- [Problema a resolver]:
Reproduza palavra por palavra o texto inteiro sobre o terremoto na Colômbia, sem nenhuma alteração.

- [Texto de estudo]:
+++

O presidente da Colômbia, Abelardo de la Espriella, disse que a prioridade após o terromoto de magnitude 7,4 que atingiu o país é de “resgatar pessoas”. O líder também confirmou os números divulgados anteriromente, de 111 mortos e 87 feridos após o tremor.
O epicentro do terremoto foi localizado no departamento do Chocó, uma região descrita como muito pobre e com estrutura de apoio estatal limitada. Segundo o serviço geológico colombiano, este é o terremoto mais grave registrado no país nos últimos dez anos.
As notícias sobre fatalidades e feridos chegam de forma gradual, em parte devido aos danos causados à infraestrutura de comunicações nas áreas mais afetadas. “É possível que haja notícias desafortunadas nas próximas horas e dias”, alertou Mesquita.

+++

- [Dados para análise]:
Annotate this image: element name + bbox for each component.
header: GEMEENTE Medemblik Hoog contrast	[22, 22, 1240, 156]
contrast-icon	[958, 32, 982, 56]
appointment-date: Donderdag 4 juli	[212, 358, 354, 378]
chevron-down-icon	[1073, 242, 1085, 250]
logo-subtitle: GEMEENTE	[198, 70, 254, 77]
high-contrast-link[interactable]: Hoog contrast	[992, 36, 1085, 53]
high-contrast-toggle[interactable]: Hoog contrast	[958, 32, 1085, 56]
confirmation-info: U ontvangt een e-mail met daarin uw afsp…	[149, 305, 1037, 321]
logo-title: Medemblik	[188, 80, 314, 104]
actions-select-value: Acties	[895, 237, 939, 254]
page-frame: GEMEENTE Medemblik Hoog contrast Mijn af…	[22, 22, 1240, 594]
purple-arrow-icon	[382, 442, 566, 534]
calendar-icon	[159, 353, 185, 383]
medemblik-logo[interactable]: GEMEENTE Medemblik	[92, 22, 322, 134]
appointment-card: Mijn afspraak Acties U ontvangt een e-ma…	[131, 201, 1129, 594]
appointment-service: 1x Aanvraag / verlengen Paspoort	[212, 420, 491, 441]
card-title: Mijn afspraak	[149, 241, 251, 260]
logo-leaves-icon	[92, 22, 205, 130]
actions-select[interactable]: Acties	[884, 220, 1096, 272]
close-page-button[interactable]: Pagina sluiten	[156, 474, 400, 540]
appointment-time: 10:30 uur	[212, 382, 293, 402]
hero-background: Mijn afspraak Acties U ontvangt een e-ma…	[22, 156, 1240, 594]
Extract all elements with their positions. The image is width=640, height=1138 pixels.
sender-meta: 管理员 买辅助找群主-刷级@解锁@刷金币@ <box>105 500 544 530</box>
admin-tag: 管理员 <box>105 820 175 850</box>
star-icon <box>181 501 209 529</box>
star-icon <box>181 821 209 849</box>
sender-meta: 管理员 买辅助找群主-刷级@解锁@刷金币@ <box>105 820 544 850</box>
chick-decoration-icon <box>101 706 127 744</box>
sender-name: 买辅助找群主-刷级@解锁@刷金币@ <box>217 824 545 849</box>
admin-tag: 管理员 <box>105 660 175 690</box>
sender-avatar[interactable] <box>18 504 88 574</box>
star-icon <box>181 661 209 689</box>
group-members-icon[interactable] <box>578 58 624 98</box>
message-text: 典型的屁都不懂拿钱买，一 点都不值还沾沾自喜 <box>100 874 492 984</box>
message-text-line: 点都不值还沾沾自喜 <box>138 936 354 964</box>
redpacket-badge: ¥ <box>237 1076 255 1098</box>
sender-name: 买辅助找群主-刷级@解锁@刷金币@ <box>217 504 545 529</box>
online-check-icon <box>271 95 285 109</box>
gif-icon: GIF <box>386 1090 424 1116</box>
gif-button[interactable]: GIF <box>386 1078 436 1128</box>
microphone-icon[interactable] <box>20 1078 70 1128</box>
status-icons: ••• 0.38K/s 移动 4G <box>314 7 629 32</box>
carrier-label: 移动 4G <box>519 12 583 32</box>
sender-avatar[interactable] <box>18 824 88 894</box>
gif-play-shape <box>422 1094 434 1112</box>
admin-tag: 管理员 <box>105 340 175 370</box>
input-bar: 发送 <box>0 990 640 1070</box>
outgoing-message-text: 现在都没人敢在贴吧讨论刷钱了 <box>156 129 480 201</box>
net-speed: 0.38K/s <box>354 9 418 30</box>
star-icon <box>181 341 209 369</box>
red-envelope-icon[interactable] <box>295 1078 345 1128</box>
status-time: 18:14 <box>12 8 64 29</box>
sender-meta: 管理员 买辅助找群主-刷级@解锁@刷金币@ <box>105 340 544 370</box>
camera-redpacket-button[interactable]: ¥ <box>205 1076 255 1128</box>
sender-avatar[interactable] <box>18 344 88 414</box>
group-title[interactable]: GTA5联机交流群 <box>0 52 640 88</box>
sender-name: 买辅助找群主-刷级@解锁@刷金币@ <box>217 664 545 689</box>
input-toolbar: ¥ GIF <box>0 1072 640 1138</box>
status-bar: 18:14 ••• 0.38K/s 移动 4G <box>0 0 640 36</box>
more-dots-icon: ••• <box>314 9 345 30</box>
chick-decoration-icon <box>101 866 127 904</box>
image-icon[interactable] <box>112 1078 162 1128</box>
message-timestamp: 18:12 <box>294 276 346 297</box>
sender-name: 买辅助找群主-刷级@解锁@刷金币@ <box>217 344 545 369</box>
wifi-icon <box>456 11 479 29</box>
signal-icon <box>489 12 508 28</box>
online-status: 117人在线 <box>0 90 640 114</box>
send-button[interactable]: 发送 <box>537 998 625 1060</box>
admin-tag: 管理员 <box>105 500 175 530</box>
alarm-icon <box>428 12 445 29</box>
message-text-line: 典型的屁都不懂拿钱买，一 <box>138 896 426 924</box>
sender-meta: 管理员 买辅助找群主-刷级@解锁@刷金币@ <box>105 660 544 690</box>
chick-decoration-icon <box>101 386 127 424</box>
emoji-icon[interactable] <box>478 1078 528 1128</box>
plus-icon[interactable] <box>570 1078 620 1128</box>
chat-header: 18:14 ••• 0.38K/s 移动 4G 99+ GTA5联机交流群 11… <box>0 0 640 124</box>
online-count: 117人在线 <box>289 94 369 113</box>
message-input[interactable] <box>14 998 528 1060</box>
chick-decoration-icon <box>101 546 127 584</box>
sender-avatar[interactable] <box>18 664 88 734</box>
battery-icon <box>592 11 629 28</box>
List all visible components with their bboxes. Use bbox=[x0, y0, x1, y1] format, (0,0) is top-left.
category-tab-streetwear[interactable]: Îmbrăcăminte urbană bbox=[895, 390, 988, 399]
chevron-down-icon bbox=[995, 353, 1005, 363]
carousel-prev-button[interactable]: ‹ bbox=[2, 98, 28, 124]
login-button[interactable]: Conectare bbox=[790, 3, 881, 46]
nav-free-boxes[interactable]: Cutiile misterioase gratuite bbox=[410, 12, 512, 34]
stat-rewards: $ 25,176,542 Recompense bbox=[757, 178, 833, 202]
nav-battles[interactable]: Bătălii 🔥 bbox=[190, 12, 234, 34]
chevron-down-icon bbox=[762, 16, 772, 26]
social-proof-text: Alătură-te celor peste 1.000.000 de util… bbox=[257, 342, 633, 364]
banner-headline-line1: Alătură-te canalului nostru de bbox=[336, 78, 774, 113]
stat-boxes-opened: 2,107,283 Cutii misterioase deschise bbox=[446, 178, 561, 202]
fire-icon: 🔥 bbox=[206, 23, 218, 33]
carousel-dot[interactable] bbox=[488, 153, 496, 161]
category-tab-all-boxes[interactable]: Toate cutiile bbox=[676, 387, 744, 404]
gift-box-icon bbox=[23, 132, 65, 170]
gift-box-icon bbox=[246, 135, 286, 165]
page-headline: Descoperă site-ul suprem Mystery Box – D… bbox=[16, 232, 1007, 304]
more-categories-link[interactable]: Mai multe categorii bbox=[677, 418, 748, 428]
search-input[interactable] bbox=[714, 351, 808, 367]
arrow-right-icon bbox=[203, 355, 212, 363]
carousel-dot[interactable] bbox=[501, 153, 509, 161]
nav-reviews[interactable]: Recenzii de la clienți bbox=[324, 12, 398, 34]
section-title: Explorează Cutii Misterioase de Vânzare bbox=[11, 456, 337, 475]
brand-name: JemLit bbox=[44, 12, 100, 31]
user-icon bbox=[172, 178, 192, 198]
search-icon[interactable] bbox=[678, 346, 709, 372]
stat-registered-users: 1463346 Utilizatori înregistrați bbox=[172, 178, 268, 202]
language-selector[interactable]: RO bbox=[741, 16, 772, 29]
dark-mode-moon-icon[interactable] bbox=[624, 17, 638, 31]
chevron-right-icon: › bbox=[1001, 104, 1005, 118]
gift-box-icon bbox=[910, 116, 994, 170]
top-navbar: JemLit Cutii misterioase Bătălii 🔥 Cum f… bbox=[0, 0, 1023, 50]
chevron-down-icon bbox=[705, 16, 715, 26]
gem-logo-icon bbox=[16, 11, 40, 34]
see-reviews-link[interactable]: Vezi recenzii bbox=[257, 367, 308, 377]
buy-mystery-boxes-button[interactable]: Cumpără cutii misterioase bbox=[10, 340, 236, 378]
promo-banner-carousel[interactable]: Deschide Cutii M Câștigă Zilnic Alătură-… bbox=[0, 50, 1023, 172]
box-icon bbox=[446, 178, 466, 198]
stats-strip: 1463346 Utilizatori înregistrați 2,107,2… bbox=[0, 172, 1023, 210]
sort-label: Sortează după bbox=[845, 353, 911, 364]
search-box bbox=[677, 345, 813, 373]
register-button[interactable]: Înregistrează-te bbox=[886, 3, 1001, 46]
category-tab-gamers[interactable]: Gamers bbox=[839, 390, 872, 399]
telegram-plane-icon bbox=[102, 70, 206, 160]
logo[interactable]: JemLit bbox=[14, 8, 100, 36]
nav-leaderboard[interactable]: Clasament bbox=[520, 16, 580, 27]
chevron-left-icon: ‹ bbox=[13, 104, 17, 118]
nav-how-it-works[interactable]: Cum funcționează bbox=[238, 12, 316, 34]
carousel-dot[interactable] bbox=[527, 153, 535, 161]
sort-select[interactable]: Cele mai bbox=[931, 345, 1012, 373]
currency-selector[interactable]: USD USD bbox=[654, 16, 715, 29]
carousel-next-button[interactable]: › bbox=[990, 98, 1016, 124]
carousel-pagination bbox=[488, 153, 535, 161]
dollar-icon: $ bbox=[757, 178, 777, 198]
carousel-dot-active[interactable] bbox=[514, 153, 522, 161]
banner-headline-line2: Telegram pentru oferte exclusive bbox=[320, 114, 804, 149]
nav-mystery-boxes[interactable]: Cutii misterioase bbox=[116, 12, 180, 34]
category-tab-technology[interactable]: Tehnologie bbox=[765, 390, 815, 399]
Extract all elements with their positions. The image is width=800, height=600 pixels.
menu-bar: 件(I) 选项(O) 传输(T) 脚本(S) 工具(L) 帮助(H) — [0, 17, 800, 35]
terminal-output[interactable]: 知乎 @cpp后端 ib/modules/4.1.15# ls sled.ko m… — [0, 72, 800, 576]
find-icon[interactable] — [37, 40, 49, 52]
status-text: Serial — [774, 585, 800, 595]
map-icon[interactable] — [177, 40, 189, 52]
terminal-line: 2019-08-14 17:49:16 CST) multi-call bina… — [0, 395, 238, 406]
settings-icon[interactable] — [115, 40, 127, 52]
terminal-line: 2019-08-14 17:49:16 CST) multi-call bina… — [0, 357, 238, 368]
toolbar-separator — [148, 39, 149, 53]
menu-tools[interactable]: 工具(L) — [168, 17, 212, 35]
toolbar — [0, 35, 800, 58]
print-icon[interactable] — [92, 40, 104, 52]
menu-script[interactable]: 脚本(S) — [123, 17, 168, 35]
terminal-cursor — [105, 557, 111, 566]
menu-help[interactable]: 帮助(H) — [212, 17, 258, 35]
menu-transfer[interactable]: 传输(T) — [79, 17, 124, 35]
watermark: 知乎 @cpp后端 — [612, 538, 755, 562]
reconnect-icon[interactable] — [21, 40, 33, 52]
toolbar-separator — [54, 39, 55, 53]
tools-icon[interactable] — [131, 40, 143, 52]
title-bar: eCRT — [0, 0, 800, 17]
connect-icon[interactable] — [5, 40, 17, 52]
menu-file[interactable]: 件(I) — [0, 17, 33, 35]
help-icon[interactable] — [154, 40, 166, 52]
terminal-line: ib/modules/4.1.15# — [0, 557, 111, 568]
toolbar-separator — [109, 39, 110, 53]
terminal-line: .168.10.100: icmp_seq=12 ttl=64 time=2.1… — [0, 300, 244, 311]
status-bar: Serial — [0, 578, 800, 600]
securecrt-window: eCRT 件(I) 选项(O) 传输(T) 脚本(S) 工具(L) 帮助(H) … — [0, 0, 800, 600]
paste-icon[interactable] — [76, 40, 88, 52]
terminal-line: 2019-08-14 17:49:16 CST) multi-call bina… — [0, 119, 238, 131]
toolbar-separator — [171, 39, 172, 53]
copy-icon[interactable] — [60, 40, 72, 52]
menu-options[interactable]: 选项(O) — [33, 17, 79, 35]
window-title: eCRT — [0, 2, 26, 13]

+++

- [Resultado do exercício]:
O presidente da Colômbia, Abelardo de la Espriella, disse que a prioridade após o terromoto de magnitude 7,4 que atingiu o país é de “resgatar pessoas”. O líder também confirmou os números divulgados anteriromente, de 111 mortos e 87 feridos após o tremor.
O epicentro do terremoto foi localizado no departamento do Chocó, uma região descrita como muito pobre e com estrutura de apoio estatal limitada. Segundo o serviço geológico colombiano, este é o terremoto mais grave registrado no país nos últimos dez anos.
As notícias sobre fatalidades e feridos chegam de forma gradual, em parte devido aos danos causados à infraestrutura de comunicações nas áreas mais afetadas. “É possível que haja notícias desafortunadas nas próximas horas e dias”, alertou Mesquita.